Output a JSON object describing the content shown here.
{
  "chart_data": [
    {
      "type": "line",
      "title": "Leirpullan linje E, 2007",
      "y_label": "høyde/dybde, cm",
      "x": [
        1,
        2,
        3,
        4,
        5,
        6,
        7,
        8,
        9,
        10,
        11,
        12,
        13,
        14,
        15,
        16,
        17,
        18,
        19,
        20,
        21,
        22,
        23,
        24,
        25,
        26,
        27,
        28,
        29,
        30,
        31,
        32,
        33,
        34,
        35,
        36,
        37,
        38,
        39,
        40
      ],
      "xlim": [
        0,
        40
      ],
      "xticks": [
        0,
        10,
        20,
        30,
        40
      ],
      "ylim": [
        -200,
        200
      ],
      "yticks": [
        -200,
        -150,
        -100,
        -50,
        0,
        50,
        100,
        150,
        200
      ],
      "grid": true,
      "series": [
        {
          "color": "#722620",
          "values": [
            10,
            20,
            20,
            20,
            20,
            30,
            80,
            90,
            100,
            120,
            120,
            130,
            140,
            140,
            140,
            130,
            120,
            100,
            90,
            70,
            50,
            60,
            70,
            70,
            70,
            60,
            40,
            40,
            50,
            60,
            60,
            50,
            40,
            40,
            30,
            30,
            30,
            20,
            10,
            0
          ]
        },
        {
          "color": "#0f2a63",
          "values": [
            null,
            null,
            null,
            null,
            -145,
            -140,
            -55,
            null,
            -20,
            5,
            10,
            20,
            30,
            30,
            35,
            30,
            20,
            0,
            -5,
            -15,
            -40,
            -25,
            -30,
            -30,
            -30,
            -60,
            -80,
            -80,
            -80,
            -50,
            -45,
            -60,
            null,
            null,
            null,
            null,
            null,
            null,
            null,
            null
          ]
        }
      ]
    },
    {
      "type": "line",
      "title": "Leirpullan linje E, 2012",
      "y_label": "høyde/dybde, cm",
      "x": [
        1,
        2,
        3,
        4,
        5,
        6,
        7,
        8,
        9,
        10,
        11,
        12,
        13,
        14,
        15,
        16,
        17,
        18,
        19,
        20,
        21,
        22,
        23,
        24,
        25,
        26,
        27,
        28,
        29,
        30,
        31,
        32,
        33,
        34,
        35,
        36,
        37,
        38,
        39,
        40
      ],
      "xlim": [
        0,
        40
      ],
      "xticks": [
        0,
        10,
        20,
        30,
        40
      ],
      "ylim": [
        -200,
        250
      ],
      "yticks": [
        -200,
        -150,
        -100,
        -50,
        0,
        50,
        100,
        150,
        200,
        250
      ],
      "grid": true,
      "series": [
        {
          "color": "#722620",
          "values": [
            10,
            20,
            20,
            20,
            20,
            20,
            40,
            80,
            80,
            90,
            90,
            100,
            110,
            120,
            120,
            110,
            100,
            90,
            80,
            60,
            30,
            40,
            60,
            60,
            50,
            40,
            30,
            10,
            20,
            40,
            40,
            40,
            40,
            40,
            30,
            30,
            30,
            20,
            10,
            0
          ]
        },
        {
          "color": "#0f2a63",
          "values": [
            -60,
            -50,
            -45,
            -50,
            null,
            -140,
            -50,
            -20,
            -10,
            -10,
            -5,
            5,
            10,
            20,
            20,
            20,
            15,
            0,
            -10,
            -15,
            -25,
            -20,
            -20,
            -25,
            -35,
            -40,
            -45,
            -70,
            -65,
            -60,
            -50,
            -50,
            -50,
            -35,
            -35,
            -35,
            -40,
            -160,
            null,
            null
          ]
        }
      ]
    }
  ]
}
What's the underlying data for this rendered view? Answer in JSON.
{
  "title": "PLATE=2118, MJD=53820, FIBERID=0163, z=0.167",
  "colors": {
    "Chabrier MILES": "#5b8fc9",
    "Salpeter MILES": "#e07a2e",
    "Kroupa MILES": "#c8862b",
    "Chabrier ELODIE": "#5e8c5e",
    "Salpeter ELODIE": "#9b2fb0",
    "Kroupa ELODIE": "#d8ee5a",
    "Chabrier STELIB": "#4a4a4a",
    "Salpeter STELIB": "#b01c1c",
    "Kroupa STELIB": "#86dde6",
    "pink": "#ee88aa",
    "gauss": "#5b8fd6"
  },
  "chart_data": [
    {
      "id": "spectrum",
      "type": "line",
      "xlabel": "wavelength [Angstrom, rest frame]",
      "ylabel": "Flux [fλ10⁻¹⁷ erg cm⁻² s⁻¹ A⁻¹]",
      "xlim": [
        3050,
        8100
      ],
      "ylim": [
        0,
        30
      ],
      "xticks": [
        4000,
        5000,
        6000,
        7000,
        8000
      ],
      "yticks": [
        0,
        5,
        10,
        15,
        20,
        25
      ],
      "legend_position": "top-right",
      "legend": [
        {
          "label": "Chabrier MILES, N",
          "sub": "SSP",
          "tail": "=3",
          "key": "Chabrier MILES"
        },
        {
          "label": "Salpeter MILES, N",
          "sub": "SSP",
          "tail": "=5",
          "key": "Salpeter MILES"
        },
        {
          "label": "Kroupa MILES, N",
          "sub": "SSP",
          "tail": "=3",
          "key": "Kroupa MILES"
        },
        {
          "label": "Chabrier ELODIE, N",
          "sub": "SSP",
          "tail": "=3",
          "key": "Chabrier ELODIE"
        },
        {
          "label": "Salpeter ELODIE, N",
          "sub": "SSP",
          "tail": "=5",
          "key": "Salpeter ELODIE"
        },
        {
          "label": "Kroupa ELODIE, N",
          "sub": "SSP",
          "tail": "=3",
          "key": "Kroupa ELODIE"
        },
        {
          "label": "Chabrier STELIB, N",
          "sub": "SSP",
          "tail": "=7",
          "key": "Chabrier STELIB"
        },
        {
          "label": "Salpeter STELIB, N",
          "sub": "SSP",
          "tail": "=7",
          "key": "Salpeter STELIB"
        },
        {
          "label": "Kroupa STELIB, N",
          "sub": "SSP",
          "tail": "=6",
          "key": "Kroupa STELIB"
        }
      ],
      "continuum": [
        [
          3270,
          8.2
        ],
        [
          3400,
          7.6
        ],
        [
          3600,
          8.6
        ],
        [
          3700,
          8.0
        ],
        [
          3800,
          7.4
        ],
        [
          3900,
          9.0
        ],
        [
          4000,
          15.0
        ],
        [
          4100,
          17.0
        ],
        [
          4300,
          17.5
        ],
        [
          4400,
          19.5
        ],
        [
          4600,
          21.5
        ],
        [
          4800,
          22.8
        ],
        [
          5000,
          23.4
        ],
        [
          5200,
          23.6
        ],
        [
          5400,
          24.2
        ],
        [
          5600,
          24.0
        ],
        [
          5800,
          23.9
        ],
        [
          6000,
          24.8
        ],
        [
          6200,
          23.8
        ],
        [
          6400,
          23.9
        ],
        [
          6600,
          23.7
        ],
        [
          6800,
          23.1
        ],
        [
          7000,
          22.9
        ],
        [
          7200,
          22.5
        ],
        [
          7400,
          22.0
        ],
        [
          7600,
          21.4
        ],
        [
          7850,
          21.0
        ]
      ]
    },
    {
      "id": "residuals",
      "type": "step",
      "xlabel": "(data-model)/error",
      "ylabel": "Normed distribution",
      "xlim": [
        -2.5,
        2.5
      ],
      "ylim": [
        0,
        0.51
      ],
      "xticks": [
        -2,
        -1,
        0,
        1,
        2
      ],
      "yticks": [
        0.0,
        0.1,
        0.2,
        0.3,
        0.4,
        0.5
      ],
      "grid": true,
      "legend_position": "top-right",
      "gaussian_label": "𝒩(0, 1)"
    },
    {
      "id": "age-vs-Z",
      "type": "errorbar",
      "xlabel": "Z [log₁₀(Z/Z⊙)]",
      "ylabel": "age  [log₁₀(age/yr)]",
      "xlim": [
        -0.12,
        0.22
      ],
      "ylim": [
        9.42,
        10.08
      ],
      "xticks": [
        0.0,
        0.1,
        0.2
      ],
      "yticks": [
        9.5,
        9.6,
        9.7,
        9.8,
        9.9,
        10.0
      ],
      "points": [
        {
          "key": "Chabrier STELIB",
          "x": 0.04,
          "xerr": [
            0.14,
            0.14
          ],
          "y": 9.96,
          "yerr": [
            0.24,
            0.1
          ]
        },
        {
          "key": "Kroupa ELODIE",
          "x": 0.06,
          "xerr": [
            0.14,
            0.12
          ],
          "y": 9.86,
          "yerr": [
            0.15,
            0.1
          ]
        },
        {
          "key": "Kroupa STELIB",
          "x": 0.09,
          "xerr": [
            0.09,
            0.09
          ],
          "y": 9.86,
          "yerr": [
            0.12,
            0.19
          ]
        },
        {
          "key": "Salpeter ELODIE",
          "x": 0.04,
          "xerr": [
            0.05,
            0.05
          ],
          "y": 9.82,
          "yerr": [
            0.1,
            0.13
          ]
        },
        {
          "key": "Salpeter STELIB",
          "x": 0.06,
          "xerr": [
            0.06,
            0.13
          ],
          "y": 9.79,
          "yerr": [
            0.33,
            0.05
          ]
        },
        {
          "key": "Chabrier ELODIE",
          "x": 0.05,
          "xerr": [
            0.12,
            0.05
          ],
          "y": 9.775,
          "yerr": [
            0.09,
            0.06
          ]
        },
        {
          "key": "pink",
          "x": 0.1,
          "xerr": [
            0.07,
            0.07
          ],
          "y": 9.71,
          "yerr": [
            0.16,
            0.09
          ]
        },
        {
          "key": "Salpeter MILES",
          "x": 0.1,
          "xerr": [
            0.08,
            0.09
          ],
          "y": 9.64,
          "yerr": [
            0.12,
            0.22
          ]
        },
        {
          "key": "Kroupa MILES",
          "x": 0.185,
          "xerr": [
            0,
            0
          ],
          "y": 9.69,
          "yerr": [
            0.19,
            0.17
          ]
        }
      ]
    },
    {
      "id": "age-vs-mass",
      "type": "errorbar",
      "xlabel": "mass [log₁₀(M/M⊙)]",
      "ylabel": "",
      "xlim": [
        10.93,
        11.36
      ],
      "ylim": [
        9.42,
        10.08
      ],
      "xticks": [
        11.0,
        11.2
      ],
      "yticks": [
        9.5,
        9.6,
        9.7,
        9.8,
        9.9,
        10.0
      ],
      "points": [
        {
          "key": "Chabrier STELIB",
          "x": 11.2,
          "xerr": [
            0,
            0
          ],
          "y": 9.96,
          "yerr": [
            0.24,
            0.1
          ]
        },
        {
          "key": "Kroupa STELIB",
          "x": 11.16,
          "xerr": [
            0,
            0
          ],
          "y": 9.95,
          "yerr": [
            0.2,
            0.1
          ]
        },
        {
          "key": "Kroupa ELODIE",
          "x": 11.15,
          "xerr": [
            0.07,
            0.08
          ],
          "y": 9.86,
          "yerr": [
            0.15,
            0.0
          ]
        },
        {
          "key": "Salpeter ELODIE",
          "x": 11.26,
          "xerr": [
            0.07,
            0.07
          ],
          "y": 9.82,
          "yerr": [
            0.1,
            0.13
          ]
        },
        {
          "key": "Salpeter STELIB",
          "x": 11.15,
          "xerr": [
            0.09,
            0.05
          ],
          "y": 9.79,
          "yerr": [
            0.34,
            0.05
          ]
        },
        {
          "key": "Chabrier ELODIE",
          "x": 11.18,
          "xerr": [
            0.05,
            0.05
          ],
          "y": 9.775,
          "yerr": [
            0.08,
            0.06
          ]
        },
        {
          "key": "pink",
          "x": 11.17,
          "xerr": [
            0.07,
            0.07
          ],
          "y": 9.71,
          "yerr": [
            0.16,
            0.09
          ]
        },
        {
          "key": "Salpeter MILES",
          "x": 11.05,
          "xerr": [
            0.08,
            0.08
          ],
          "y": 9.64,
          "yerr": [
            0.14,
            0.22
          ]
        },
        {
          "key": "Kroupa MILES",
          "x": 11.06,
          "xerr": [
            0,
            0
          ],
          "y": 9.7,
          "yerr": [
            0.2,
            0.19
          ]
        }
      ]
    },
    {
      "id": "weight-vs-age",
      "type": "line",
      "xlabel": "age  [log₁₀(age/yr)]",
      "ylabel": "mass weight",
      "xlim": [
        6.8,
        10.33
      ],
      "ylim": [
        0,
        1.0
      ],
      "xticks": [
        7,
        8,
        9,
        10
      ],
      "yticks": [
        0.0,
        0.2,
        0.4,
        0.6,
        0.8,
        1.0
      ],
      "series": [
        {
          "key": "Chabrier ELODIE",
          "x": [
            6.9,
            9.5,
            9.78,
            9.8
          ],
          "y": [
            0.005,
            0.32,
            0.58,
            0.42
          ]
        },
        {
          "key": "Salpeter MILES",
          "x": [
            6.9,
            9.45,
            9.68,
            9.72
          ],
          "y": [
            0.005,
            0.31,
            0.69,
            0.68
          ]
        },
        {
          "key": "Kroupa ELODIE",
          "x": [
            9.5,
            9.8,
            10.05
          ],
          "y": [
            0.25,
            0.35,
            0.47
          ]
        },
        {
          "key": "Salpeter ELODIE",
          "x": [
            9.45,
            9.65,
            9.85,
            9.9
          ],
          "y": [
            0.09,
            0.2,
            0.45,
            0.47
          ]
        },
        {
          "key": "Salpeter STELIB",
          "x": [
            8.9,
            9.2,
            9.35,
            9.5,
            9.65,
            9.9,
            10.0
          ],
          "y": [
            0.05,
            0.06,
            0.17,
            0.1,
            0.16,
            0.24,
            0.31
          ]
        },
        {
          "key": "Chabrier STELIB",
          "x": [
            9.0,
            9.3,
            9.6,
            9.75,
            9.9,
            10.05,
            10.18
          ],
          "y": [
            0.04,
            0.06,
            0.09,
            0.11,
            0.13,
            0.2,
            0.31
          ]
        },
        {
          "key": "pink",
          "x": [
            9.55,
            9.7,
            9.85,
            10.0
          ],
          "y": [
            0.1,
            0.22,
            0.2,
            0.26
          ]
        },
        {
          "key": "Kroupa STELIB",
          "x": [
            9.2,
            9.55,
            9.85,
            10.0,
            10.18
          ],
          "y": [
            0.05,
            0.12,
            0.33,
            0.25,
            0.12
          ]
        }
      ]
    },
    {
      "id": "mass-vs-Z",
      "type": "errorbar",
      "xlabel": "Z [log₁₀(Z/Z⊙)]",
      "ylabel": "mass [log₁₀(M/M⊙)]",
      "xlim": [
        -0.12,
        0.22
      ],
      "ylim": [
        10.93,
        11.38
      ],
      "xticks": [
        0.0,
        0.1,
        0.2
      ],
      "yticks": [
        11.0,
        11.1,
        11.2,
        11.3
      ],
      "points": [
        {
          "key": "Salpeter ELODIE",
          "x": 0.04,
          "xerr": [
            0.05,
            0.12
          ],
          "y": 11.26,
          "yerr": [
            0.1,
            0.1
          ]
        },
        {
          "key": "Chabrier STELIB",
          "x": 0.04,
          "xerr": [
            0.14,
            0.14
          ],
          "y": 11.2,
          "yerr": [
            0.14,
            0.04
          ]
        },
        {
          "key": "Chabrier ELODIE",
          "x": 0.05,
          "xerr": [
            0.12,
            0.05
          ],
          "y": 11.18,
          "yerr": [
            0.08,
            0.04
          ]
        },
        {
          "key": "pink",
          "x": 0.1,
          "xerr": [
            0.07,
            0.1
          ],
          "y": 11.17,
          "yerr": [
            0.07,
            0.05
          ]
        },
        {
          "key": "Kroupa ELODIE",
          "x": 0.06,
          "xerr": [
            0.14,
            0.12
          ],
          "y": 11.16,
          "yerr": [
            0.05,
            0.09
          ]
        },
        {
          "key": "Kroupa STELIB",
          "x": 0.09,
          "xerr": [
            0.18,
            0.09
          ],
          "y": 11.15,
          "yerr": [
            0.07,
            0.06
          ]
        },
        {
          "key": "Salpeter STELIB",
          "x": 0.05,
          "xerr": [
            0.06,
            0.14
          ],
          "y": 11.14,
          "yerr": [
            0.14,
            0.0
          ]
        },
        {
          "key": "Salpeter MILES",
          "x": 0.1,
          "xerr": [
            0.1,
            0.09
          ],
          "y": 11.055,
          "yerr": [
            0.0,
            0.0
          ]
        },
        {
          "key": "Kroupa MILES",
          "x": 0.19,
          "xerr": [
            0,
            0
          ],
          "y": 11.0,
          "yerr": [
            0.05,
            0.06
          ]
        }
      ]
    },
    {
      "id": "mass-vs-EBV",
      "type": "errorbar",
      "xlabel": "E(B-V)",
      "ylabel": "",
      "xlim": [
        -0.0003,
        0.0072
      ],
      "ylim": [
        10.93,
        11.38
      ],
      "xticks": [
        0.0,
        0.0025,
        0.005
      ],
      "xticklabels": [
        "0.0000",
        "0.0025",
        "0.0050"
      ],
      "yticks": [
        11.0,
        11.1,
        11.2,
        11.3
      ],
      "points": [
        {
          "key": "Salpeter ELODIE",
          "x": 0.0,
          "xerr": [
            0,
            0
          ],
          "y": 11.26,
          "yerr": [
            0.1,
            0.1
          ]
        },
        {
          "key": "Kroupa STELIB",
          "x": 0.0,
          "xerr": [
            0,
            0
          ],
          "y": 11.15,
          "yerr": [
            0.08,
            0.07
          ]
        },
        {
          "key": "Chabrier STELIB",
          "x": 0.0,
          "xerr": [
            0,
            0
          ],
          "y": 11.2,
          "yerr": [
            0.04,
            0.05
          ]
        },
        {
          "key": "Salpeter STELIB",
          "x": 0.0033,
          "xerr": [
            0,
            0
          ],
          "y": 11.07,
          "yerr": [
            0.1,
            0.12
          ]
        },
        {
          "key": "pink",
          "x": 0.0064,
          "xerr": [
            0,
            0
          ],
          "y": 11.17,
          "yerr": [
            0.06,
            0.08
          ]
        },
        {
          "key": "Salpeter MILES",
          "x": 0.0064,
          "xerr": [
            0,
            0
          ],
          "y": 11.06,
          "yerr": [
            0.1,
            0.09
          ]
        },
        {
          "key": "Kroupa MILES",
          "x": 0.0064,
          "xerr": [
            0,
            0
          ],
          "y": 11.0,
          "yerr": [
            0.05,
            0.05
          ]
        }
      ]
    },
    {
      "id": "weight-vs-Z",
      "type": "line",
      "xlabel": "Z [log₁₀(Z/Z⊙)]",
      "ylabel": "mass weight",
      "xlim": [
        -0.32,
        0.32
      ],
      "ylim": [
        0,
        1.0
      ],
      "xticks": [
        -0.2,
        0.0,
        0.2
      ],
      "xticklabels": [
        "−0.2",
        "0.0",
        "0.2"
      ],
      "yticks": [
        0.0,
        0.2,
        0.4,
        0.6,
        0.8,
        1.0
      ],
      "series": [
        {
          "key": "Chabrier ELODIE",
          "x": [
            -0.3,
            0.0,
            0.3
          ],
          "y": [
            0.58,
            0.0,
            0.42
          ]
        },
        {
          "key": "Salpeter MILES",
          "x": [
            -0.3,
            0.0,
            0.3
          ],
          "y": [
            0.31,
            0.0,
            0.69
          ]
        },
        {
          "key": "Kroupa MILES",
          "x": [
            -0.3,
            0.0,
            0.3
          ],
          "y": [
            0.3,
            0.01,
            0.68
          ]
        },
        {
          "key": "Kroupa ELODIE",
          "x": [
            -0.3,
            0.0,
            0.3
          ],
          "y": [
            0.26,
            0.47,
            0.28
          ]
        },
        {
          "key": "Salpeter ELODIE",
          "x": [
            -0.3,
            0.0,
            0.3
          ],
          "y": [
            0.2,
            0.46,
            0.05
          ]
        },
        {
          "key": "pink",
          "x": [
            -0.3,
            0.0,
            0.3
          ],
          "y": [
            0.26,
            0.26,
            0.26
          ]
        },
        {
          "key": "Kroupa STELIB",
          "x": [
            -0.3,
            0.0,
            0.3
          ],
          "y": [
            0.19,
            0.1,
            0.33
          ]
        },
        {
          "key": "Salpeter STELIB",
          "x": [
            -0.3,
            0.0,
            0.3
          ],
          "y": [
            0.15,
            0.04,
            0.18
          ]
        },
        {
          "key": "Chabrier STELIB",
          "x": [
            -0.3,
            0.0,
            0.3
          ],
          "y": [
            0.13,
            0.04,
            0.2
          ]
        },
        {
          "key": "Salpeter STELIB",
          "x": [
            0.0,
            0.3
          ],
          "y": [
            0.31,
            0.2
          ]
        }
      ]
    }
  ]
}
◆ ◆ ◆ ◆ ◆ ◆ ◆
Exercise directions: Search the data for "title". Copy every line that has it.

Finished exercise:
      "title": "Leirpullan linje E, 2007",
      "title": "Leirpullan linje E, 2012",
  "title": "PLATE=2118, MJD=53820, FIBERID=0163, z=0.167",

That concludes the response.